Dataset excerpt
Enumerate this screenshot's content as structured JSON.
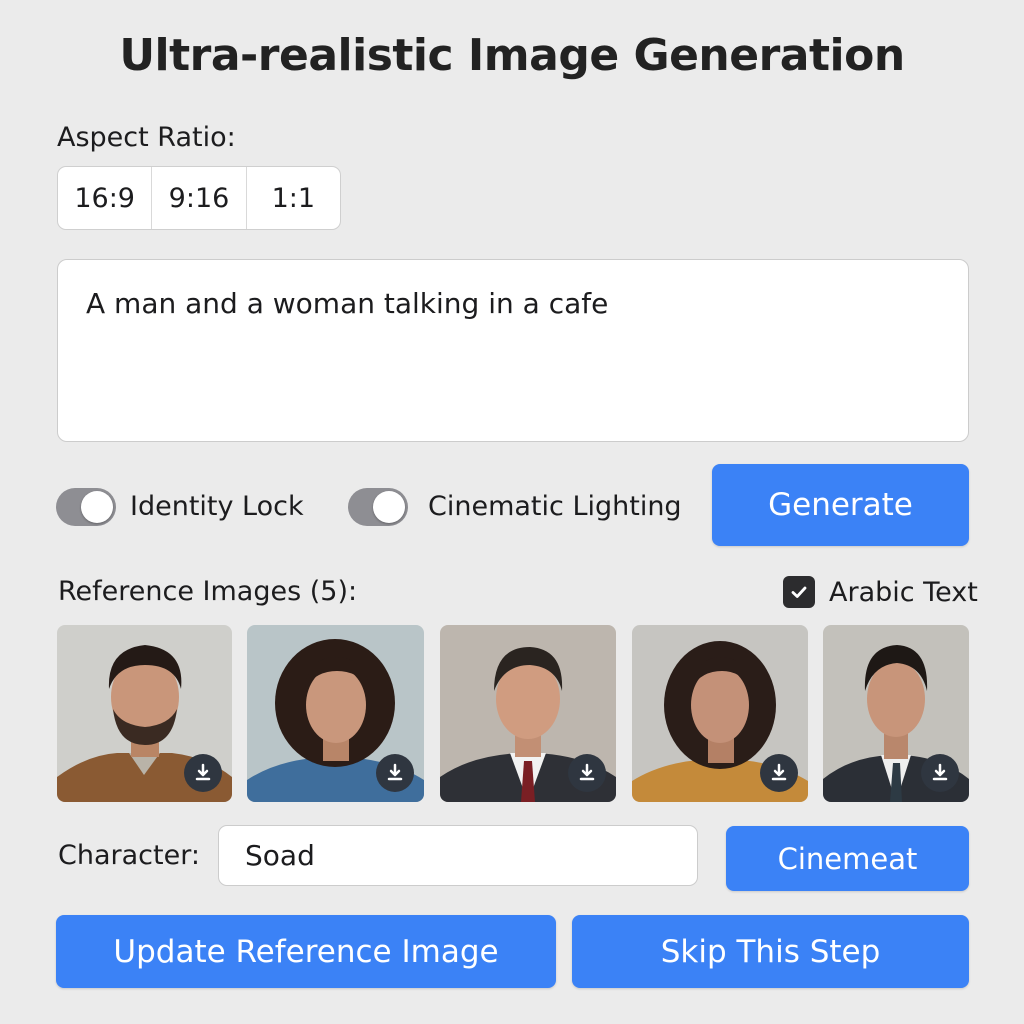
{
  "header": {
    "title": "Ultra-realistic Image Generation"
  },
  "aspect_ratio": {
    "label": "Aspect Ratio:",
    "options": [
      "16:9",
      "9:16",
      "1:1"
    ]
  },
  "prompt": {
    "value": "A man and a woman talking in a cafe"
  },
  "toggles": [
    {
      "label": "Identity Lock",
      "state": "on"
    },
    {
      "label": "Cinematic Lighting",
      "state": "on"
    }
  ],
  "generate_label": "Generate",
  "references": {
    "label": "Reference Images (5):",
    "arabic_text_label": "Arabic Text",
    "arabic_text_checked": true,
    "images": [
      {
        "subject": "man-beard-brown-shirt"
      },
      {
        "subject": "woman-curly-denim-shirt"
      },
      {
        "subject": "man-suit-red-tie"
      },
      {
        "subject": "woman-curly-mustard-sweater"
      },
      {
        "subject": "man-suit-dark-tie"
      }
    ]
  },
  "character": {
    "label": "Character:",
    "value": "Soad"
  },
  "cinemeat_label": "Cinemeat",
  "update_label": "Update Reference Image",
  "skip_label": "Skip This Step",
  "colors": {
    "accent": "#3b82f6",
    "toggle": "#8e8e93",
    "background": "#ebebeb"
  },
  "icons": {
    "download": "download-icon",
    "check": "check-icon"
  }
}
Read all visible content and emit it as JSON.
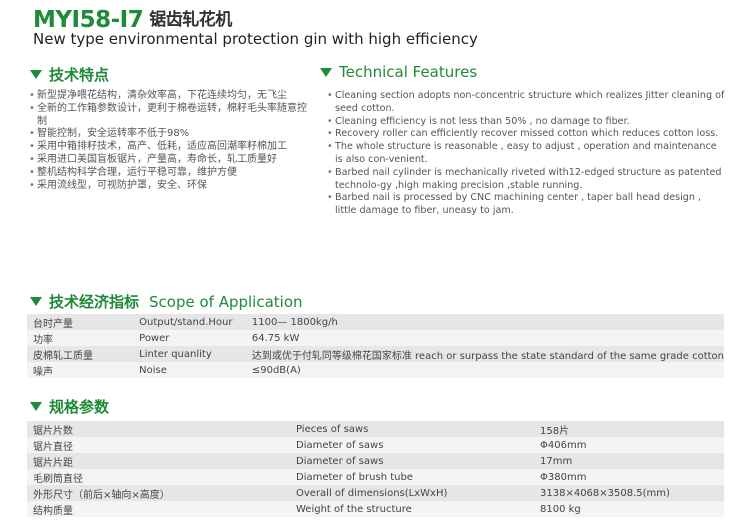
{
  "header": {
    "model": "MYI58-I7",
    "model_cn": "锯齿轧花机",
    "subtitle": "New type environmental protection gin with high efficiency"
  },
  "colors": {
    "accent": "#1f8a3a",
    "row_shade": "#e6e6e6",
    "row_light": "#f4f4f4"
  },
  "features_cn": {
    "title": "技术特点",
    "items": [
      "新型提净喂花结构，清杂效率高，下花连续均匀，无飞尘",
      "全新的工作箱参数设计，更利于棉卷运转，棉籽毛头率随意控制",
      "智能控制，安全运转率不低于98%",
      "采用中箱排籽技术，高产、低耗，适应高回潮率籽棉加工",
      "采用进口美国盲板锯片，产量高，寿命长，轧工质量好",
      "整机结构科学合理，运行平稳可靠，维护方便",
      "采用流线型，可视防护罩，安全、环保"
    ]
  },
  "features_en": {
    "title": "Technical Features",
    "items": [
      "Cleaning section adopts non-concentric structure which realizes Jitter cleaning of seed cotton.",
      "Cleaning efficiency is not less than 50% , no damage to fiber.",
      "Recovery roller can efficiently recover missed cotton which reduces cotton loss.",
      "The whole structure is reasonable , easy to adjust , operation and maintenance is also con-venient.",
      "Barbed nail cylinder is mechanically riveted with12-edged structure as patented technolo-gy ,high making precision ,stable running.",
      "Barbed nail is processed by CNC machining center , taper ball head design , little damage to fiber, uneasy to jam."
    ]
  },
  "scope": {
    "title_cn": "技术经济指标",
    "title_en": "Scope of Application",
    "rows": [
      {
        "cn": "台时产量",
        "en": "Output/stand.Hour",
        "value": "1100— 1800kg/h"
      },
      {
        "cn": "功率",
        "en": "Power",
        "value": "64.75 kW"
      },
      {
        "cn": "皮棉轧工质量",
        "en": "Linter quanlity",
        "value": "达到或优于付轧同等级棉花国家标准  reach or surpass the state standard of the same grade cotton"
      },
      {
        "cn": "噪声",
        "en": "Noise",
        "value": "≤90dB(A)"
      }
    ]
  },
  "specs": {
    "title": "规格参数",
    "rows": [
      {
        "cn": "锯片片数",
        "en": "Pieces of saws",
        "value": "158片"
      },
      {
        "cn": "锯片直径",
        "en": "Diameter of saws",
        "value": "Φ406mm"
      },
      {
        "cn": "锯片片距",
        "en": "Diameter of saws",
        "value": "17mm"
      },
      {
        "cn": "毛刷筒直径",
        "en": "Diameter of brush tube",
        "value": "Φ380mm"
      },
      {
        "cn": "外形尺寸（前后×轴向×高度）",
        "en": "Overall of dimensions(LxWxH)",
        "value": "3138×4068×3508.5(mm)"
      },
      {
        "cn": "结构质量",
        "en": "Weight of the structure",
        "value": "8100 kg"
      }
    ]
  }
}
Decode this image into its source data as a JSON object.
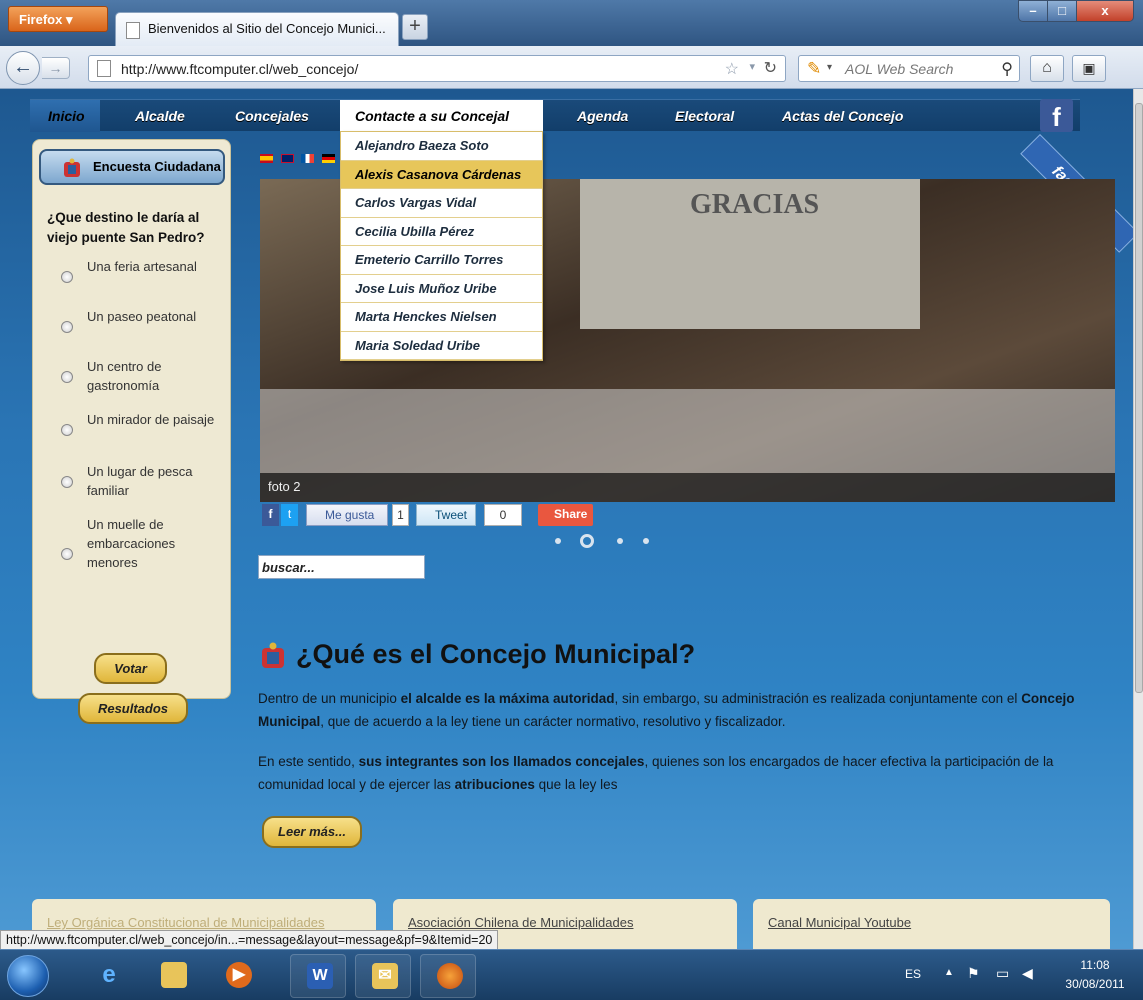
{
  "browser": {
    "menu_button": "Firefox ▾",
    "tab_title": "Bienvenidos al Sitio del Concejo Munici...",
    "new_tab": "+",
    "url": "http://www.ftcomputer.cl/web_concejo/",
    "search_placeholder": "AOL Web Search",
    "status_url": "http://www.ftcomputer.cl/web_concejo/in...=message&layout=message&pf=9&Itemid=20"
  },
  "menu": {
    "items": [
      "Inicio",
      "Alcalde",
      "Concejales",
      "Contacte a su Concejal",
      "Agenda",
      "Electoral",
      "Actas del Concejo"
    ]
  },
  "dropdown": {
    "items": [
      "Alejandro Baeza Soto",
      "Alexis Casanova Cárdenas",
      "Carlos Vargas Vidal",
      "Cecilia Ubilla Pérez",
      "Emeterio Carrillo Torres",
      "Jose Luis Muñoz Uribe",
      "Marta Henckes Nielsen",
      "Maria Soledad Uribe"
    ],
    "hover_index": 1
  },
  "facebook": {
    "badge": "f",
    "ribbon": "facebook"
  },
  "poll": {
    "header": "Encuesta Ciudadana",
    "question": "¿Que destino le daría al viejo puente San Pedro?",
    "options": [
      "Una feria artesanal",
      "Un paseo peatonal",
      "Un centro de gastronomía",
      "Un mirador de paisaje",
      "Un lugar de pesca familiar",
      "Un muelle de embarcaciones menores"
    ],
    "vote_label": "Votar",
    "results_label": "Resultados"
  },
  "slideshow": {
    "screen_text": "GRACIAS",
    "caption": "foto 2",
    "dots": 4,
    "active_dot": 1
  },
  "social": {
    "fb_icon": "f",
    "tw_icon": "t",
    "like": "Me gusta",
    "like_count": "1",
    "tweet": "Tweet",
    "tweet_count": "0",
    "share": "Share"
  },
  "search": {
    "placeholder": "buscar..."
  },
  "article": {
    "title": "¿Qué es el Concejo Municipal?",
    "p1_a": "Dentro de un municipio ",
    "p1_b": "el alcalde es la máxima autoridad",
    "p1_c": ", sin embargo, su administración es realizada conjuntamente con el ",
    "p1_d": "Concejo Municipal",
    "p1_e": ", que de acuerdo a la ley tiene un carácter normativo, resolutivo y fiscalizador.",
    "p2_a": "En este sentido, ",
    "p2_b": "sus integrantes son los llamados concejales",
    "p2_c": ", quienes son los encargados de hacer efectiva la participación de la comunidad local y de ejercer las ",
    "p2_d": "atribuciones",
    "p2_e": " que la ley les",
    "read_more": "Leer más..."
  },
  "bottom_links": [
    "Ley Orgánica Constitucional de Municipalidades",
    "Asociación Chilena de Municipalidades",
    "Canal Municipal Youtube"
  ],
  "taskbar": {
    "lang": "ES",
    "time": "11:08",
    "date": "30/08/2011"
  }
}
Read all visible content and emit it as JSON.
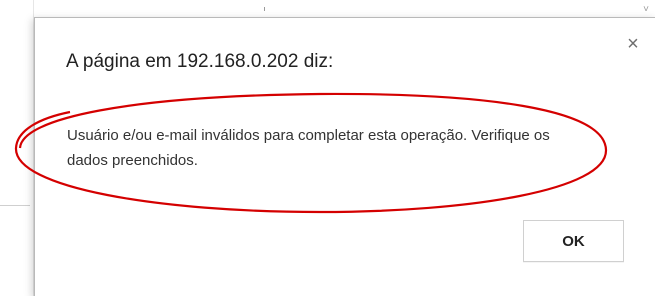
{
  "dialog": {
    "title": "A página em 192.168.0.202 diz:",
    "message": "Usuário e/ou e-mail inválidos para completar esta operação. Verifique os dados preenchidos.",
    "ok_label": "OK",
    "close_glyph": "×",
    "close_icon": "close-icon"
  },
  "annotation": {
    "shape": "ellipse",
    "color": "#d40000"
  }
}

### Problem requirements
Only a number is wanted: how many lines of the material above hold "shirt"?

### Solution for this task
2